Below are some records. Pull every line that contains the word "this".

Extracted data entries
----
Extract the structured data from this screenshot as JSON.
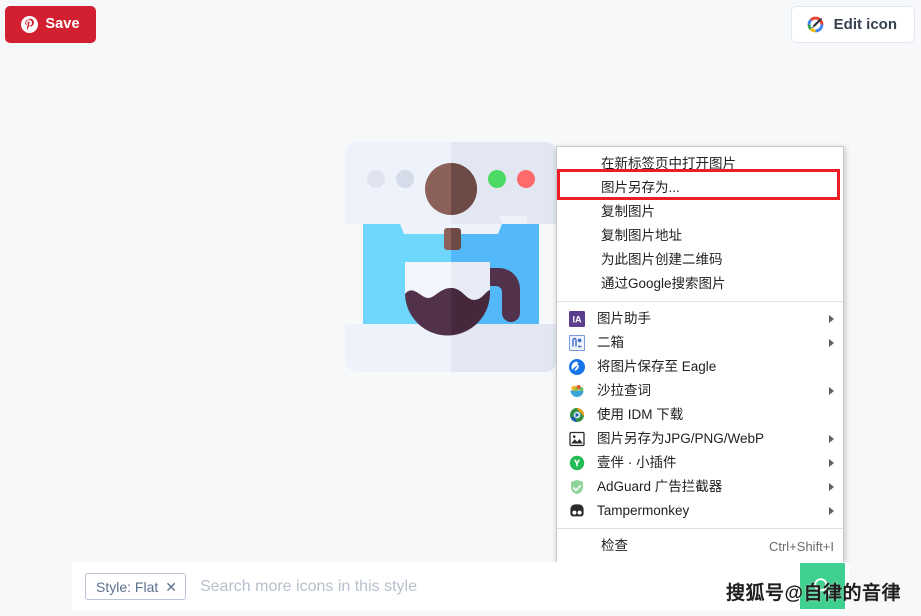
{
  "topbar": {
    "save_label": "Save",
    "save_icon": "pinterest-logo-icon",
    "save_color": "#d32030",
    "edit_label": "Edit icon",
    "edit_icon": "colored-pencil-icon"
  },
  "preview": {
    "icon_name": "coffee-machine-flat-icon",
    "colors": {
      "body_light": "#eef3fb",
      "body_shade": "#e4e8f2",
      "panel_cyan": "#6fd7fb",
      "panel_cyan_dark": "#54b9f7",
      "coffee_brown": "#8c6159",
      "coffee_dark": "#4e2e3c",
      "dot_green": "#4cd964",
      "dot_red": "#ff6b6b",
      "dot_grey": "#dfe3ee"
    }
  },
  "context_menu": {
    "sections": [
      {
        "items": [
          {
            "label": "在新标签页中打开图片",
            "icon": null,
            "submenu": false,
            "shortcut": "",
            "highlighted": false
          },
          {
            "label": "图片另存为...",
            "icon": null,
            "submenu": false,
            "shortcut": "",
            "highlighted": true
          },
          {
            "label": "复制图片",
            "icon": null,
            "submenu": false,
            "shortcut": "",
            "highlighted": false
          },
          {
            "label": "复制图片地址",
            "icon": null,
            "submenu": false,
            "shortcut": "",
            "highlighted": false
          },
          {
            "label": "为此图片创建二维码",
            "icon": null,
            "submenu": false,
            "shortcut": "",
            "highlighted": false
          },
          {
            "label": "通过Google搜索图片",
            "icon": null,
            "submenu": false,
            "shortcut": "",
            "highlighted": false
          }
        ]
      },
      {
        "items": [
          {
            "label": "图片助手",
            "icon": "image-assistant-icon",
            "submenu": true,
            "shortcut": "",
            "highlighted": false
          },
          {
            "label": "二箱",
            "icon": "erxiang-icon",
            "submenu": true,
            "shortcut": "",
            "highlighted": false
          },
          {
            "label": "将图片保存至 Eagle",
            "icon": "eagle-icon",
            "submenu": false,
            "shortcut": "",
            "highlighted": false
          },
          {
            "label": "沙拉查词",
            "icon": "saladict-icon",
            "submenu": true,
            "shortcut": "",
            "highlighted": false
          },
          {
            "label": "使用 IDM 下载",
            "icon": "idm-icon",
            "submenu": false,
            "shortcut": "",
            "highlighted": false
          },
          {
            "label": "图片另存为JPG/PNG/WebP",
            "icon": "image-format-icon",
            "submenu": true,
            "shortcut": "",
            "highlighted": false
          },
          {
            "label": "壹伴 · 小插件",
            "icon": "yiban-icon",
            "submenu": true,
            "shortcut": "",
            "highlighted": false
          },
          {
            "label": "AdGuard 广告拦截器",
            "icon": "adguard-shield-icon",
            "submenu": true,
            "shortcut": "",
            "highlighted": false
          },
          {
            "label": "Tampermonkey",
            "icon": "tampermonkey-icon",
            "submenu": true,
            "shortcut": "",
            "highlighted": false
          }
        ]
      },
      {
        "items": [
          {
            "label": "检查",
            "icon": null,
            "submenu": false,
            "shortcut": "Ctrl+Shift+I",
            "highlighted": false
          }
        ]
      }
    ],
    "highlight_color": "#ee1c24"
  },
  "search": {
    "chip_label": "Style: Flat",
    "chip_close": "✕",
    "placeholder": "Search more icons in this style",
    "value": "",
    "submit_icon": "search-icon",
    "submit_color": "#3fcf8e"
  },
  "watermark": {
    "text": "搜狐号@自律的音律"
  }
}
----
#### CORRECT RESULT
Extract the structured data from this screenshot as JSON.
    "placeholder": "Search more icons in this style",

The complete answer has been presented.